** Begin ENTRIES SUPPLIED **

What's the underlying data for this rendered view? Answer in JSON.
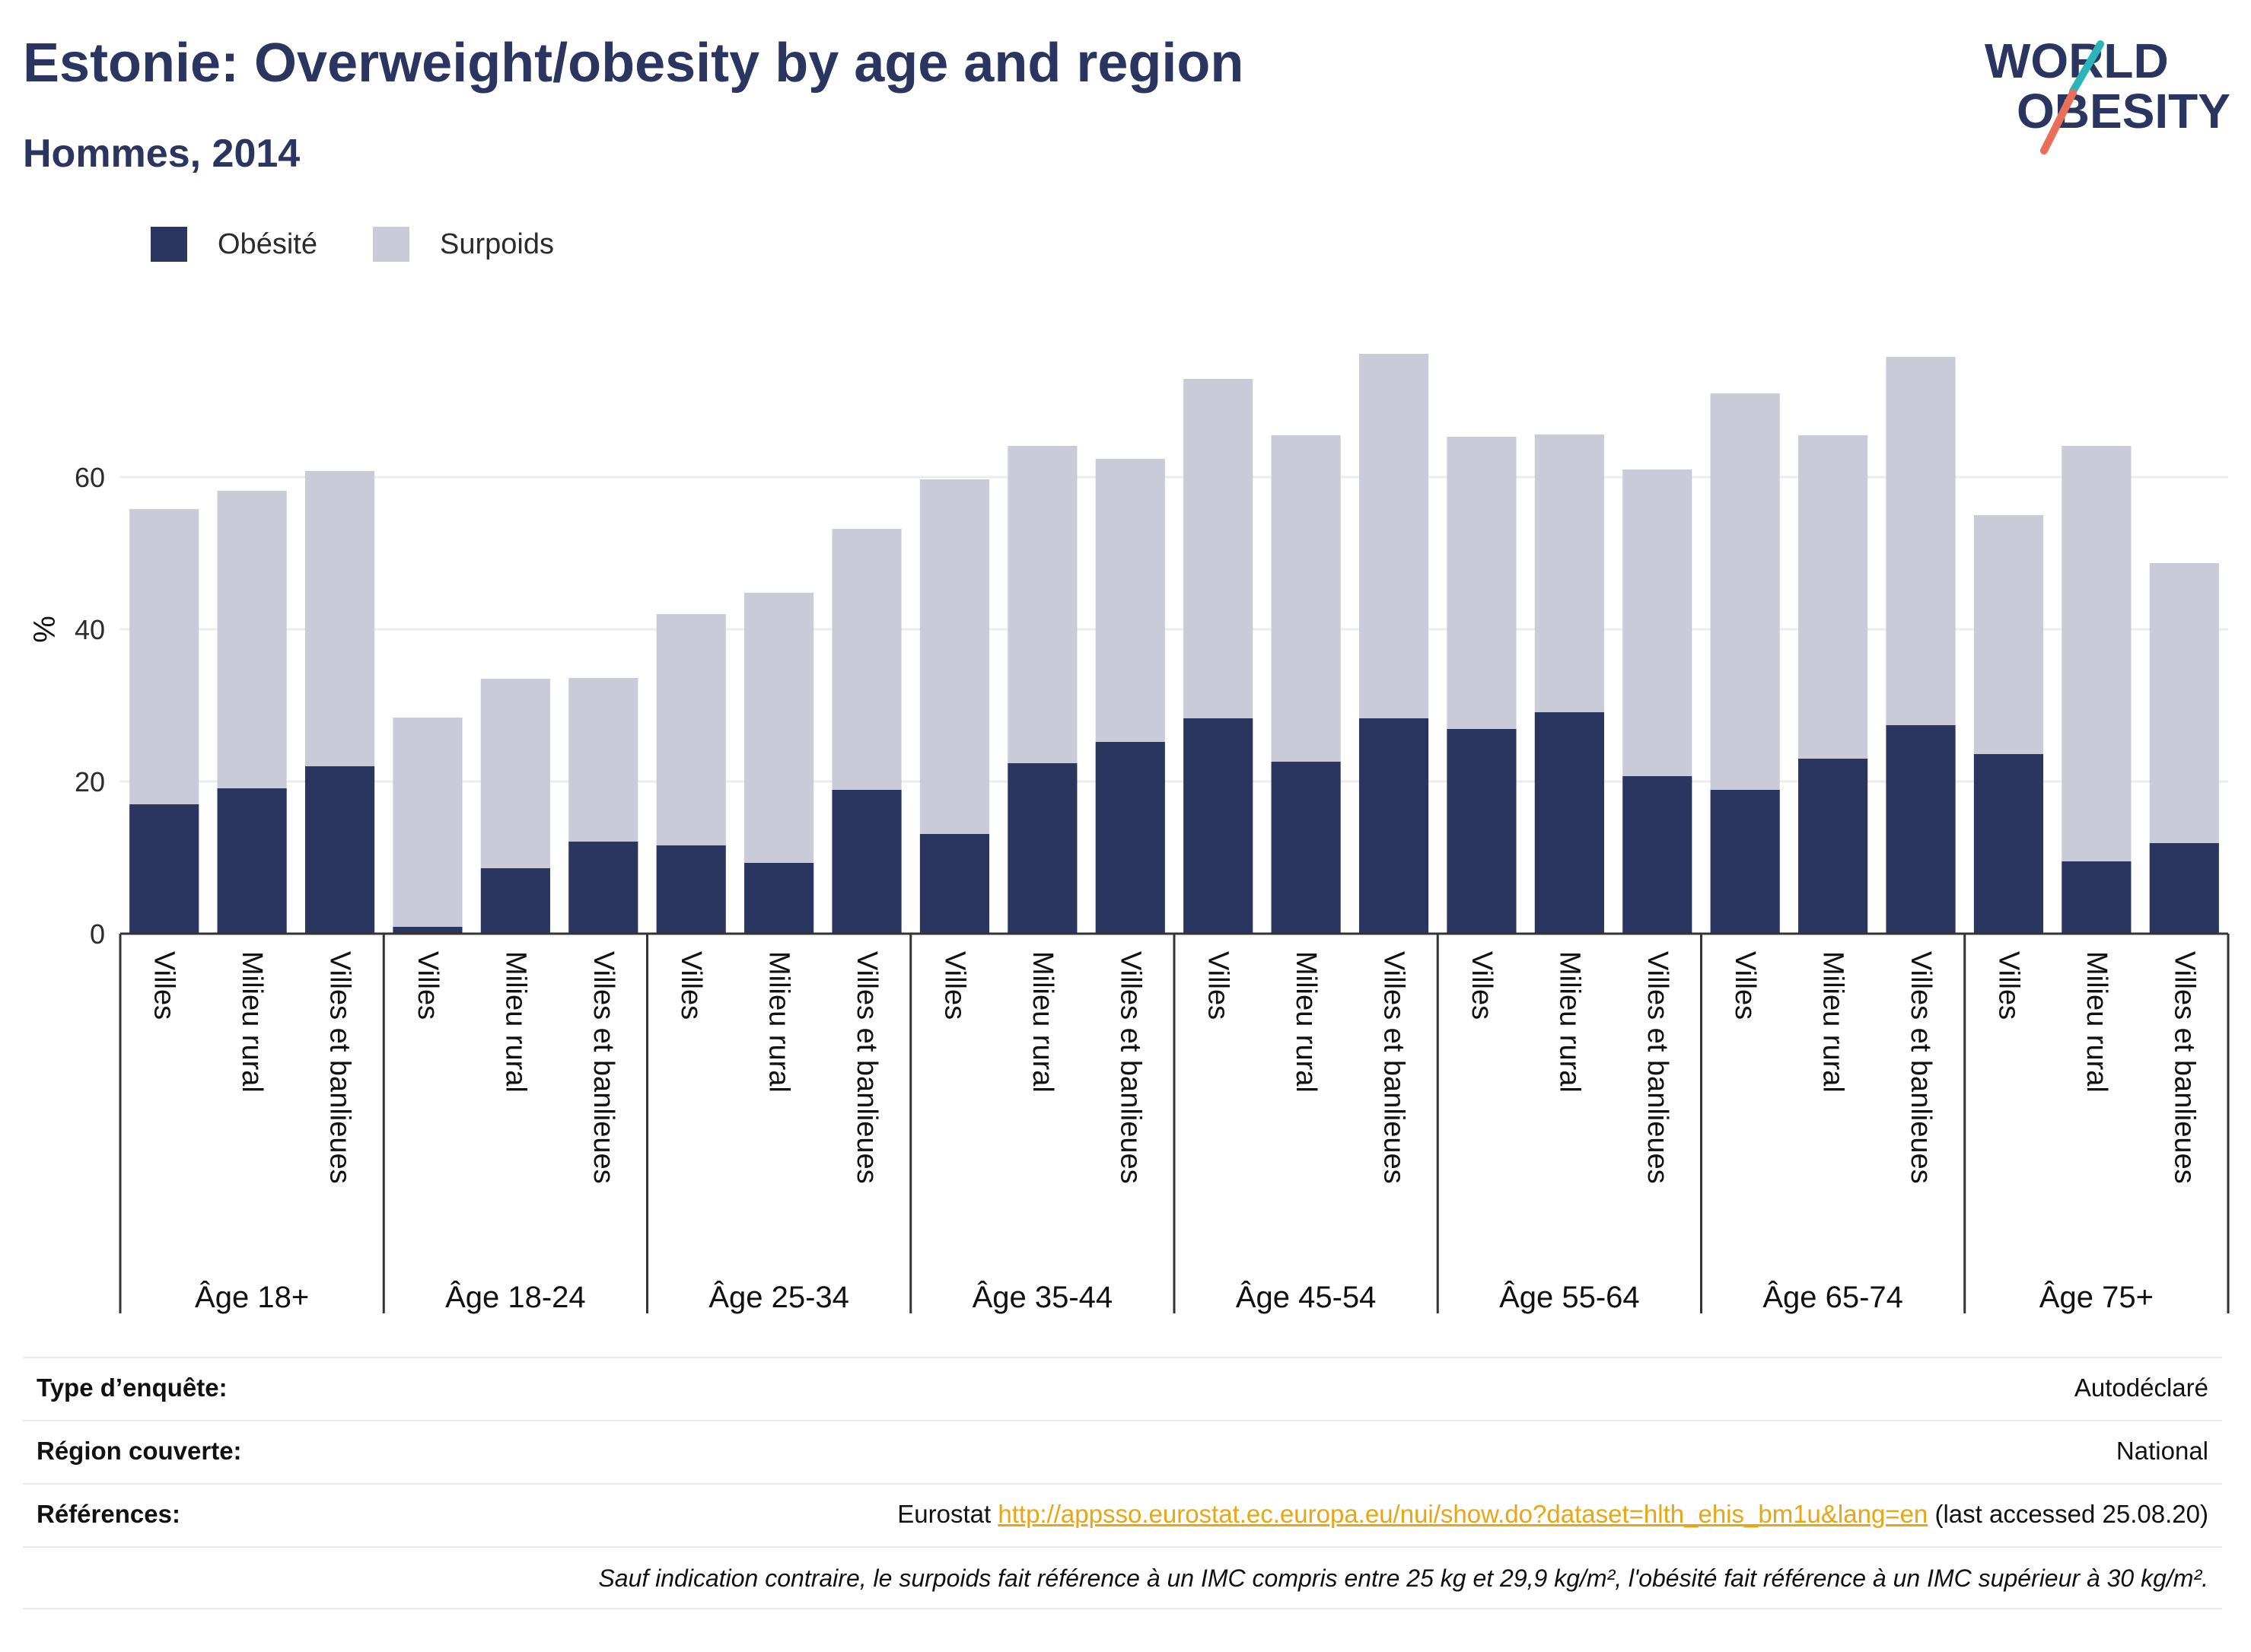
{
  "title": "Estonie: Overweight/obesity by age and region",
  "subtitle": "Hommes, 2014",
  "logo": {
    "line1": "WORLD",
    "line2": "OBESITY",
    "colors": {
      "text": "#2a3560",
      "slash_teal": "#2bb5b8",
      "slash_coral": "#e86f5a"
    }
  },
  "colors": {
    "obesity": "#2a3560",
    "overweight": "#c9cbd8",
    "axis": "#333333",
    "grid": "#ececec"
  },
  "legend": [
    {
      "label": "Obésité",
      "color": "#2a3560"
    },
    {
      "label": "Surpoids",
      "color": "#c9cbd8"
    }
  ],
  "chart_data": {
    "type": "bar",
    "stacked": true,
    "ylabel": "%",
    "ylim": [
      0,
      80
    ],
    "yticks": [
      0,
      20,
      40,
      60
    ],
    "grid": true,
    "legend_position": "top-left",
    "groups": [
      {
        "label": "Âge 18+",
        "bars": [
          {
            "category": "Villes",
            "obesite": 17.0,
            "total": 55.8
          },
          {
            "category": "Milieu rural",
            "obesite": 19.1,
            "total": 58.2
          },
          {
            "category": "Villes et banlieues",
            "obesite": 22.0,
            "total": 60.8
          }
        ]
      },
      {
        "label": "Âge 18-24",
        "bars": [
          {
            "category": "Villes",
            "obesite": 0.9,
            "total": 28.4
          },
          {
            "category": "Milieu rural",
            "obesite": 8.6,
            "total": 33.5
          },
          {
            "category": "Villes et banlieues",
            "obesite": 12.1,
            "total": 33.6
          }
        ]
      },
      {
        "label": "Âge 25-34",
        "bars": [
          {
            "category": "Villes",
            "obesite": 11.6,
            "total": 42.0
          },
          {
            "category": "Milieu rural",
            "obesite": 9.3,
            "total": 44.8
          },
          {
            "category": "Villes et banlieues",
            "obesite": 18.9,
            "total": 53.2
          }
        ]
      },
      {
        "label": "Âge 35-44",
        "bars": [
          {
            "category": "Villes",
            "obesite": 13.1,
            "total": 59.7
          },
          {
            "category": "Milieu rural",
            "obesite": 22.4,
            "total": 64.1
          },
          {
            "category": "Villes et banlieues",
            "obesite": 25.2,
            "total": 62.4
          }
        ]
      },
      {
        "label": "Âge 45-54",
        "bars": [
          {
            "category": "Villes",
            "obesite": 28.3,
            "total": 72.9
          },
          {
            "category": "Milieu rural",
            "obesite": 22.6,
            "total": 65.5
          },
          {
            "category": "Villes et banlieues",
            "obesite": 28.3,
            "total": 76.2
          }
        ]
      },
      {
        "label": "Âge 55-64",
        "bars": [
          {
            "category": "Villes",
            "obesite": 26.9,
            "total": 65.3
          },
          {
            "category": "Milieu rural",
            "obesite": 29.1,
            "total": 65.6
          },
          {
            "category": "Villes et banlieues",
            "obesite": 20.7,
            "total": 61.0
          }
        ]
      },
      {
        "label": "Âge 65-74",
        "bars": [
          {
            "category": "Villes",
            "obesite": 18.9,
            "total": 71.0
          },
          {
            "category": "Milieu rural",
            "obesite": 23.0,
            "total": 65.5
          },
          {
            "category": "Villes et banlieues",
            "obesite": 27.4,
            "total": 75.8
          }
        ]
      },
      {
        "label": "Âge 75+",
        "bars": [
          {
            "category": "Villes",
            "obesite": 23.6,
            "total": 55.0
          },
          {
            "category": "Milieu rural",
            "obesite": 9.5,
            "total": 64.1
          },
          {
            "category": "Villes et banlieues",
            "obesite": 11.9,
            "total": 48.7
          }
        ]
      }
    ]
  },
  "info": {
    "survey_type": {
      "label": "Type d’enquête:",
      "value": "Autodéclaré"
    },
    "region": {
      "label": "Région couverte:",
      "value": "National"
    },
    "references": {
      "label": "Références:",
      "prefix": "Eurostat ",
      "link": "http://appsso.eurostat.ec.europa.eu/nui/show.do?dataset=hlth_ehis_bm1u&lang=en",
      "suffix": " (last accessed 25.08.20)"
    },
    "note": "Sauf indication contraire, le surpoids fait référence à un IMC compris entre 25 kg et 29,9 kg/m², l'obésité fait référence à un IMC supérieur à 30 kg/m²."
  }
}
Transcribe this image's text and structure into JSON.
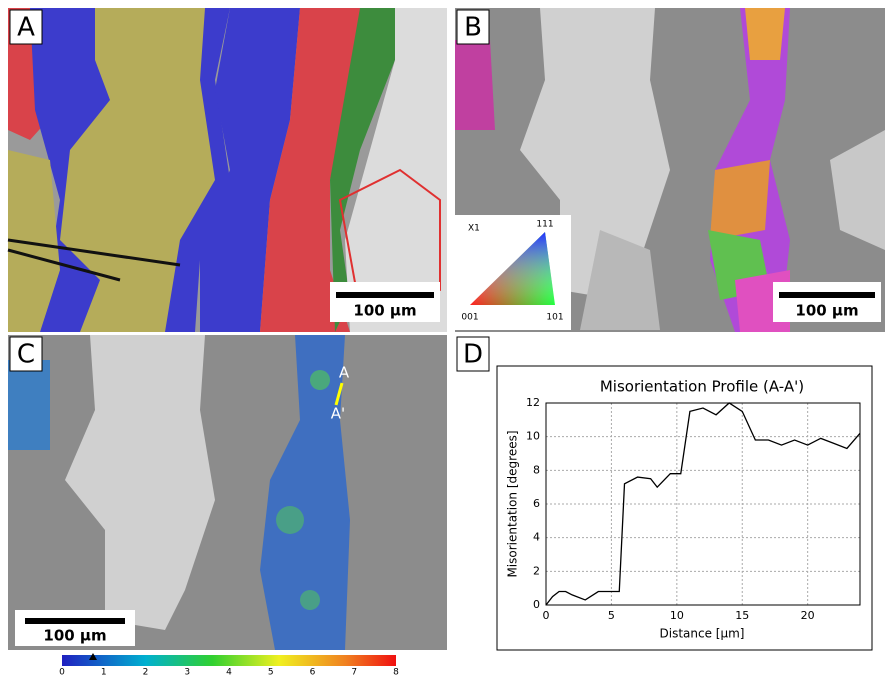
{
  "panels": {
    "labels": [
      "A",
      "B",
      "C",
      "D"
    ]
  },
  "scale_bars": [
    "100 µm",
    "100 µm",
    "100 µm"
  ],
  "ipf_key": {
    "axis": "X1",
    "corners": [
      "111",
      "001",
      "101"
    ]
  },
  "profile_markers": [
    "A",
    "A'"
  ],
  "colorbar": {
    "range": [
      0,
      8
    ],
    "ticks": [
      0,
      1,
      2,
      3,
      4,
      5,
      6,
      7,
      8
    ]
  },
  "chart_data": {
    "type": "line",
    "title": "Misorientation Profile (A-A')",
    "x_label": "Distance [µm]",
    "y_label": "Misorientation [degrees]",
    "x": [
      0,
      0.5,
      1,
      1.5,
      2,
      3,
      4,
      5,
      5.6,
      6,
      7,
      8,
      8.5,
      9.5,
      10.3,
      11,
      12,
      13,
      14,
      15,
      16,
      17,
      18,
      19,
      20,
      21,
      22,
      23,
      24
    ],
    "values": [
      0,
      0.5,
      0.8,
      0.8,
      0.6,
      0.3,
      0.8,
      0.8,
      0.8,
      7.2,
      7.6,
      7.5,
      7.0,
      7.8,
      7.8,
      11.5,
      11.7,
      11.3,
      12,
      11.5,
      9.8,
      9.8,
      9.5,
      9.8,
      9.5,
      9.9,
      9.6,
      9.3,
      10.2
    ],
    "color": "#000000",
    "xlim": [
      0,
      24
    ],
    "ylim": [
      0,
      12
    ],
    "xticks": [
      0,
      5,
      10,
      15,
      20
    ],
    "yticks": [
      0,
      2,
      4,
      6,
      8,
      10,
      12
    ],
    "grid": true
  }
}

** End ENTRIES SUPPLIED **

AIM OF THE TASK » Check each line of the records for the word "region", and show the lines that contain it.

RESPONSE TO THIS TASK »
  "title": "Estonie: Overweight/obesity by age and region",
    "region": {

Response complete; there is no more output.